-- Given data follows --
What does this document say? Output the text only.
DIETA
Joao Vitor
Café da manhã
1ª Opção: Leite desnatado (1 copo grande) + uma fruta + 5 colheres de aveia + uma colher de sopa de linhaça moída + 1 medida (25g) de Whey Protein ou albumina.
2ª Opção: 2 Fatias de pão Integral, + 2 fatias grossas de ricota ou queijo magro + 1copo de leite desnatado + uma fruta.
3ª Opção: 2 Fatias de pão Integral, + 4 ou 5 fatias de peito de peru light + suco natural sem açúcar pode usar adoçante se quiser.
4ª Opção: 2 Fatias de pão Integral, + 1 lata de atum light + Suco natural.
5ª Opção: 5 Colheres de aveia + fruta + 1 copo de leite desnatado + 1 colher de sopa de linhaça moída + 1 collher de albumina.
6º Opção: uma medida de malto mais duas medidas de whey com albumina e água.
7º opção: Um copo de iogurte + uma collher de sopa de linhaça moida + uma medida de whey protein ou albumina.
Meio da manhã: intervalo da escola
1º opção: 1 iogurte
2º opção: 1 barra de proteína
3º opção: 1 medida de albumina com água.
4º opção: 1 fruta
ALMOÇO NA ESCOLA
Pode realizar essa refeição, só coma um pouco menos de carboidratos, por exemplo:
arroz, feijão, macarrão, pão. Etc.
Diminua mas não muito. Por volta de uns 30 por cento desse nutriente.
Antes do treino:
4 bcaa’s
-- Given data concluded --
**Directions for this task:**
What is needed is an exact copy of all the records above.

**Solution for this exercise:**
What does this document say? Output the text only.
DIETA
Joao Vitor
Café da manhã
1ª Opção: Leite desnatado (1 copo grande) + uma fruta + 5 colheres de aveia + uma colher de sopa de linhaça moída + 1 medida (25g) de Whey Protein ou albumina.
2ª Opção: 2 Fatias de pão Integral, + 2 fatias grossas de ricota ou queijo magro + 1copo de leite desnatado + uma fruta.
3ª Opção: 2 Fatias de pão Integral, + 4 ou 5 fatias de peito de peru light + suco natural sem açúcar pode usar adoçante se quiser.
4ª Opção: 2 Fatias de pão Integral, + 1 lata de atum light + Suco natural.
5ª Opção: 5 Colheres de aveia + fruta + 1 copo de leite desnatado + 1 colher de sopa de linhaça moída + 1 collher de albumina.
6º Opção: uma medida de malto mais duas medidas de whey com albumina e água.
7º opção: Um copo de iogurte + uma collher de sopa de linhaça moida + uma medida de whey protein ou albumina.
Meio da manhã: intervalo da escola
1º opção: 1 iogurte
2º opção: 1 barra de proteína
3º opção: 1 medida de albumina com água.
4º opção: 1 fruta
ALMOÇO NA ESCOLA
Pode realizar essa refeição, só coma um pouco menos de carboidratos, por exemplo:
arroz, feijão, macarrão, pão. Etc.
Diminua mas não muito. Por volta de uns 30 por cento desse nutriente.
Antes do treino:
4 bcaa’s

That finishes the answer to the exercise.